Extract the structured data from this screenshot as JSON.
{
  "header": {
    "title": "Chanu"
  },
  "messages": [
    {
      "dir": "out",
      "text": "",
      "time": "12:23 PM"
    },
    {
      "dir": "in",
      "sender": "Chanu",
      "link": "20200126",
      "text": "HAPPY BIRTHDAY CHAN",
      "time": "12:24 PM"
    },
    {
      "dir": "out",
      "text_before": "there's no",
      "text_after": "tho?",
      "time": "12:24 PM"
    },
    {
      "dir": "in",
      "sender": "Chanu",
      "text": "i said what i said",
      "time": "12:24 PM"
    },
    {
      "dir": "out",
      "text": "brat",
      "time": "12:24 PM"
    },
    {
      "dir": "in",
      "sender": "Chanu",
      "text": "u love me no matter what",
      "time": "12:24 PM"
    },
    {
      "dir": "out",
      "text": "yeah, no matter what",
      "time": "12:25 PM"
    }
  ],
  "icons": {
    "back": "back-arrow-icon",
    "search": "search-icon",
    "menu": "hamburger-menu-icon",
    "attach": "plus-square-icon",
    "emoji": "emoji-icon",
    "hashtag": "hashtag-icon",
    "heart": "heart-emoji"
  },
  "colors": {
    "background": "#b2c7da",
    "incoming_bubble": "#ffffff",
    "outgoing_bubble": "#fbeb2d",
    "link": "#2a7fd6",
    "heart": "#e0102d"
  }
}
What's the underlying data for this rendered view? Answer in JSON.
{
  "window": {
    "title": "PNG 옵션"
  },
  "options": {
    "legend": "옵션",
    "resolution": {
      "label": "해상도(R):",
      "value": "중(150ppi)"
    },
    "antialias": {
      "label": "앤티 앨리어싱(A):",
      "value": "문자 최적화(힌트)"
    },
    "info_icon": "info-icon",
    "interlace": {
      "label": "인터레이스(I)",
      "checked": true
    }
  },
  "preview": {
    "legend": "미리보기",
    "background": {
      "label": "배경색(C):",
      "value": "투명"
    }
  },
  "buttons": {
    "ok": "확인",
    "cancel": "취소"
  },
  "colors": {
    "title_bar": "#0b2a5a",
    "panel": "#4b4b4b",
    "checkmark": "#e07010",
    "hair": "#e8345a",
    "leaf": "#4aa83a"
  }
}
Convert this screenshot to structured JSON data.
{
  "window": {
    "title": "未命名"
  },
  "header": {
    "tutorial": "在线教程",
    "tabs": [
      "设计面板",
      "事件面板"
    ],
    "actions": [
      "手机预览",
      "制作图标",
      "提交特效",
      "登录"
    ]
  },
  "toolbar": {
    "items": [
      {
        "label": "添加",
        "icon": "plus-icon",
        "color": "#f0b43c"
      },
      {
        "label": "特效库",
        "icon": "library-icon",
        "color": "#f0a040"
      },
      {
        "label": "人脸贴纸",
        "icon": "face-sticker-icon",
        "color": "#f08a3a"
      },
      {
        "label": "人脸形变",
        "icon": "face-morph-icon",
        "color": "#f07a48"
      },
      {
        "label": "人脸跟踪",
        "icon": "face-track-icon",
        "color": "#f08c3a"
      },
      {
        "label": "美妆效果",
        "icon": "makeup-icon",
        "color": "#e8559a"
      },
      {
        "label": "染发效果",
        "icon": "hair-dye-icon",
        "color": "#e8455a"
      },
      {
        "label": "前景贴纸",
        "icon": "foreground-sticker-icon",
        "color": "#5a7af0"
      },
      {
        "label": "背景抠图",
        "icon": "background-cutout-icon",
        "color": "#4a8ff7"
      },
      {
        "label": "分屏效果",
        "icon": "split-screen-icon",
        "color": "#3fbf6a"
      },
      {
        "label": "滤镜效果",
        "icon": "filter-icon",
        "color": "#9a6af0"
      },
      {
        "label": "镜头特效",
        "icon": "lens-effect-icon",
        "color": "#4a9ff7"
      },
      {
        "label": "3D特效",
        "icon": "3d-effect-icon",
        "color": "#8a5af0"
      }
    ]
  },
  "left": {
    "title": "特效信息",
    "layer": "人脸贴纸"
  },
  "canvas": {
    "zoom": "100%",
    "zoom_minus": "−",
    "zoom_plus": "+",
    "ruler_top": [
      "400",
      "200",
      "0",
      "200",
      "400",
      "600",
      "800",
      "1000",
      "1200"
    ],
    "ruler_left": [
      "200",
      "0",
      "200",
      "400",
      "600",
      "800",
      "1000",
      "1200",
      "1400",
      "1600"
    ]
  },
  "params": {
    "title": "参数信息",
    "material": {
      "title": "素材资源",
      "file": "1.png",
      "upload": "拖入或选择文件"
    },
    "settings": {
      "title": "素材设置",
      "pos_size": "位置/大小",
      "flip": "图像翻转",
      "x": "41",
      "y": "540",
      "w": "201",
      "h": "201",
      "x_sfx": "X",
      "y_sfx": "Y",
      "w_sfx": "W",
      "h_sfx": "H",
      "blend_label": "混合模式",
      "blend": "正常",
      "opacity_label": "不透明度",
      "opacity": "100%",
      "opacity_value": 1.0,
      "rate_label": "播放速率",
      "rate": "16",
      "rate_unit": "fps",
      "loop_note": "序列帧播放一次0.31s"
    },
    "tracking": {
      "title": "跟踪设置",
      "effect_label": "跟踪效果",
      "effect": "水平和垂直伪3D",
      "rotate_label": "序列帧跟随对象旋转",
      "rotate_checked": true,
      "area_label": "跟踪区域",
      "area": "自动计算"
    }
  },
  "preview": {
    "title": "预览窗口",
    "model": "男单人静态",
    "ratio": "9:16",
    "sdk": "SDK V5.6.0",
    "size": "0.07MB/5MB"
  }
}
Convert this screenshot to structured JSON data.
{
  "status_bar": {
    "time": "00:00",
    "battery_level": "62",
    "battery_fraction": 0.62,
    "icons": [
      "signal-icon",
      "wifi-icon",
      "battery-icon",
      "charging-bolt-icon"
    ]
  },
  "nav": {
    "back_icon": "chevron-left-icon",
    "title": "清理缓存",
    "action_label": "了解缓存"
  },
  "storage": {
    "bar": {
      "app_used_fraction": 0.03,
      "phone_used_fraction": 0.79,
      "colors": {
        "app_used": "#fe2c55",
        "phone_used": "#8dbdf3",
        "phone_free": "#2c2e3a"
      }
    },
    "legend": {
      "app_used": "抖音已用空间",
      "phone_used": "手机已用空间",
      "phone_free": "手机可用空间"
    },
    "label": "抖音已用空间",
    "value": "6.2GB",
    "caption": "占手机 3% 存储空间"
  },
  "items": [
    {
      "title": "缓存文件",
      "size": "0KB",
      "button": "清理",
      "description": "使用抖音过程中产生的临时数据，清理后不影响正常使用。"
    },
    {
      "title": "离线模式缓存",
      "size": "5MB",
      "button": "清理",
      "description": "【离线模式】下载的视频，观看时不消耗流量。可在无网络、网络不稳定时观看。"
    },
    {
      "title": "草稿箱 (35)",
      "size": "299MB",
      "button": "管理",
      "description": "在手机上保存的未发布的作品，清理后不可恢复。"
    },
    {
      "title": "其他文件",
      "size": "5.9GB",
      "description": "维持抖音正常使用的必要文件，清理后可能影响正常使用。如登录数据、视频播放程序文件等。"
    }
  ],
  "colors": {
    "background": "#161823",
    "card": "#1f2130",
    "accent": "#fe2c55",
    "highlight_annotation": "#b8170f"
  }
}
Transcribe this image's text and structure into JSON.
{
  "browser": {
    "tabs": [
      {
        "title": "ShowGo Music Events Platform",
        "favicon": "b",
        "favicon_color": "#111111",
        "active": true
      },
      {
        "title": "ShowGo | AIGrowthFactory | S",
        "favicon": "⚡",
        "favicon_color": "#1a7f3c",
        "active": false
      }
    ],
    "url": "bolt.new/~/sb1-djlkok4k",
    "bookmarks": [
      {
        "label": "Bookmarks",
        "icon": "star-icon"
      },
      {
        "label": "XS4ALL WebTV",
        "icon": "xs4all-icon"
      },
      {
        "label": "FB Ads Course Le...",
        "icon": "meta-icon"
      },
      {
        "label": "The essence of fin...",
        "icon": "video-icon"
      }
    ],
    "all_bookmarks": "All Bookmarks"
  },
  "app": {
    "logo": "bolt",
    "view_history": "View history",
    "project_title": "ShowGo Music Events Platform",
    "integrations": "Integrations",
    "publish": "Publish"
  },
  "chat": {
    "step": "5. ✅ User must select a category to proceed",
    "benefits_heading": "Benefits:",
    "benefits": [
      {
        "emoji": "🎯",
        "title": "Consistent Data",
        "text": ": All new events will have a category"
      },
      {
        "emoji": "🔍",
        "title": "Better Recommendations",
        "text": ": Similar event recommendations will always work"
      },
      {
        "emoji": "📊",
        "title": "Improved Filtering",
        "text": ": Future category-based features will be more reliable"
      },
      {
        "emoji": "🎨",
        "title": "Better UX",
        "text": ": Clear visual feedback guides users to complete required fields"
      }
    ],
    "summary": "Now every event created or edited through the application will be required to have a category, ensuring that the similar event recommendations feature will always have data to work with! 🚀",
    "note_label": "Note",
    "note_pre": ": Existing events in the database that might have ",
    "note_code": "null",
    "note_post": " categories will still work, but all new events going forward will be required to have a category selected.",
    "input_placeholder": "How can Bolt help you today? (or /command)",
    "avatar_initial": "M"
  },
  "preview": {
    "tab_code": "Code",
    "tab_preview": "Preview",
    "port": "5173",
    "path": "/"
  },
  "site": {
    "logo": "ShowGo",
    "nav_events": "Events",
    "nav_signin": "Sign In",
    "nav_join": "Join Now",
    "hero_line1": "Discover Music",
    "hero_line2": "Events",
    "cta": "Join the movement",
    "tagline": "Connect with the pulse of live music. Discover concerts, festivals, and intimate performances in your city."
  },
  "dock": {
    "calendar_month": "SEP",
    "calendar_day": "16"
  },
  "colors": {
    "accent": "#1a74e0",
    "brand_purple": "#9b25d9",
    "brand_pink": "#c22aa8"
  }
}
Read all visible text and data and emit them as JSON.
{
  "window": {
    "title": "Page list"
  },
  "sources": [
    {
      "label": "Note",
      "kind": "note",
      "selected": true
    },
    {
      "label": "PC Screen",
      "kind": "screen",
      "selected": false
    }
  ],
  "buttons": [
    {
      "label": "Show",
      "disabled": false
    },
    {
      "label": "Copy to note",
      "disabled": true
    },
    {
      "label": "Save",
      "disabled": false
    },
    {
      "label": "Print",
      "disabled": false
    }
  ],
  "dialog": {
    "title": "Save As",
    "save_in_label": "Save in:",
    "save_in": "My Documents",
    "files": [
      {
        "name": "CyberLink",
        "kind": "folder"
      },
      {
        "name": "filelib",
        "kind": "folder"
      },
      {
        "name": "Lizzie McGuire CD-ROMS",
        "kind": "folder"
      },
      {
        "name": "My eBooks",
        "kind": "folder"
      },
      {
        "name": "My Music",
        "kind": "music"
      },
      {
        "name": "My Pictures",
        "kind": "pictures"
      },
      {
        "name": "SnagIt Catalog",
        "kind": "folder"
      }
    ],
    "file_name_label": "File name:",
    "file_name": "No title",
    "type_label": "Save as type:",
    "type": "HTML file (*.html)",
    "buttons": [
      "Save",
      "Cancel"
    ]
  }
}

EXERCISE DIRECTIONS - Tell how many lines in the material above include the word "have", giving the number only.

OUTPUT FOR THIS TASK - 4